Stored rows:

■ ■ ■

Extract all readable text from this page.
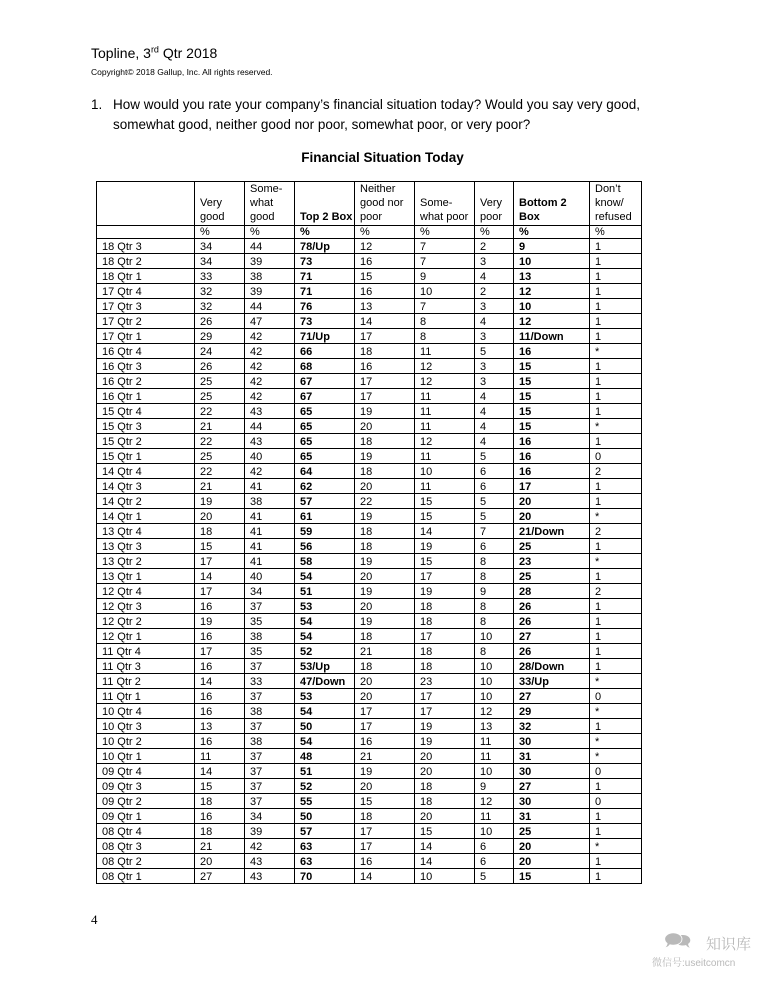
Topline, 3rd Qtr 2018
Copyright© 2018 Gallup, Inc. All rights reserved.
1. How would you rate your company’s financial situation today? Would you say very good, somewhat good, neither good nor poor, somewhat poor, or very poor?
Financial Situation Today
	Very good	Some- what good	Top 2 Box	Neither good nor poor	Some- what poor	Very poor	Bottom 2 Box	Don’t know/ refused
	%	%	%	%	%	%	%	%
18 Qtr 3	34	44	78/Up	12	7	2	9	1
18 Qtr 2	34	39	73	16	7	3	10	1
18 Qtr 1	33	38	71	15	9	4	13	1
17 Qtr 4	32	39	71	16	10	2	12	1
17 Qtr 3	32	44	76	13	7	3	10	1
17 Qtr 2	26	47	73	14	8	4	12	1
17 Qtr 1	29	42	71/Up	17	8	3	11/Down	1
16 Qtr 4	24	42	66	18	11	5	16	*
16 Qtr 3	26	42	68	16	12	3	15	1
16 Qtr 2	25	42	67	17	12	3	15	1
16 Qtr 1	25	42	67	17	11	4	15	1
15 Qtr 4	22	43	65	19	11	4	15	1
15 Qtr 3	21	44	65	20	11	4	15	*
15 Qtr 2	22	43	65	18	12	4	16	1
15 Qtr 1	25	40	65	19	11	5	16	0
14 Qtr 4	22	42	64	18	10	6	16	2
14 Qtr 3	21	41	62	20	11	6	17	1
14 Qtr 2	19	38	57	22	15	5	20	1
14 Qtr 1	20	41	61	19	15	5	20	*
13 Qtr 4	18	41	59	18	14	7	21/Down	2
13 Qtr 3	15	41	56	18	19	6	25	1
13 Qtr 2	17	41	58	19	15	8	23	*
13 Qtr 1	14	40	54	20	17	8	25	1
12 Qtr 4	17	34	51	19	19	9	28	2
12 Qtr 3	16	37	53	20	18	8	26	1
12 Qtr 2	19	35	54	19	18	8	26	1
12 Qtr 1	16	38	54	18	17	10	27	1
11 Qtr 4	17	35	52	21	18	8	26	1
11 Qtr 3	16	37	53/Up	18	18	10	28/Down	1
11 Qtr 2	14	33	47/Down	20	23	10	33/Up	*
11 Qtr 1	16	37	53	20	17	10	27	0
10 Qtr 4	16	38	54	17	17	12	29	*
10 Qtr 3	13	37	50	17	19	13	32	1
10 Qtr 2	16	38	54	16	19	11	30	*
10 Qtr 1	11	37	48	21	20	11	31	*
09 Qtr 4	14	37	51	19	20	10	30	0
09 Qtr 3	15	37	52	20	18	9	27	1
09 Qtr 2	18	37	55	15	18	12	30	0
09 Qtr 1	16	34	50	18	20	11	31	1
08 Qtr 4	18	39	57	17	15	10	25	1
08 Qtr 3	21	42	63	17	14	6	20	*
08 Qtr 2	20	43	63	16	14	6	20	1
08 Qtr 1	27	43	70	14	10	5	15	1
4
🗪 知识库
微信号:useitcomcn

■ ■ ■

Problem:
Write the records above out again exactly, with no pictures in your copy.

Output of the exercise:
Extract all readable text from this page.
Topline, 3rd Qtr 2018
Copyright© 2018 Gallup, Inc. All rights reserved.
1. How would you rate your company’s financial situation today? Would you say very good, somewhat good, neither good nor poor, somewhat poor, or very poor?
Financial Situation Today
	Very good	Some- what good	Top 2 Box	Neither good nor poor	Some- what poor	Very poor	Bottom 2 Box	Don’t know/ refused
	%	%	%	%	%	%	%	%
18 Qtr 3	34	44	78/Up	12	7	2	9	1
18 Qtr 2	34	39	73	16	7	3	10	1
18 Qtr 1	33	38	71	15	9	4	13	1
17 Qtr 4	32	39	71	16	10	2	12	1
17 Qtr 3	32	44	76	13	7	3	10	1
17 Qtr 2	26	47	73	14	8	4	12	1
17 Qtr 1	29	42	71/Up	17	8	3	11/Down	1
16 Qtr 4	24	42	66	18	11	5	16	*
16 Qtr 3	26	42	68	16	12	3	15	1
16 Qtr 2	25	42	67	17	12	3	15	1
16 Qtr 1	25	42	67	17	11	4	15	1
15 Qtr 4	22	43	65	19	11	4	15	1
15 Qtr 3	21	44	65	20	11	4	15	*
15 Qtr 2	22	43	65	18	12	4	16	1
15 Qtr 1	25	40	65	19	11	5	16	0
14 Qtr 4	22	42	64	18	10	6	16	2
14 Qtr 3	21	41	62	20	11	6	17	1
14 Qtr 2	19	38	57	22	15	5	20	1
14 Qtr 1	20	41	61	19	15	5	20	*
13 Qtr 4	18	41	59	18	14	7	21/Down	2
13 Qtr 3	15	41	56	18	19	6	25	1
13 Qtr 2	17	41	58	19	15	8	23	*
13 Qtr 1	14	40	54	20	17	8	25	1
12 Qtr 4	17	34	51	19	19	9	28	2
12 Qtr 3	16	37	53	20	18	8	26	1
12 Qtr 2	19	35	54	19	18	8	26	1
12 Qtr 1	16	38	54	18	17	10	27	1
11 Qtr 4	17	35	52	21	18	8	26	1
11 Qtr 3	16	37	53/Up	18	18	10	28/Down	1
11 Qtr 2	14	33	47/Down	20	23	10	33/Up	*
11 Qtr 1	16	37	53	20	17	10	27	0
10 Qtr 4	16	38	54	17	17	12	29	*
10 Qtr 3	13	37	50	17	19	13	32	1
10 Qtr 2	16	38	54	16	19	11	30	*
10 Qtr 1	11	37	48	21	20	11	31	*
09 Qtr 4	14	37	51	19	20	10	30	0
09 Qtr 3	15	37	52	20	18	9	27	1
09 Qtr 2	18	37	55	15	18	12	30	0
09 Qtr 1	16	34	50	18	20	11	31	1
08 Qtr 4	18	39	57	17	15	10	25	1
08 Qtr 3	21	42	63	17	14	6	20	*
08 Qtr 2	20	43	63	16	14	6	20	1
08 Qtr 1	27	43	70	14	10	5	15	1
4
🗪 知识库
微信号:useitcomcn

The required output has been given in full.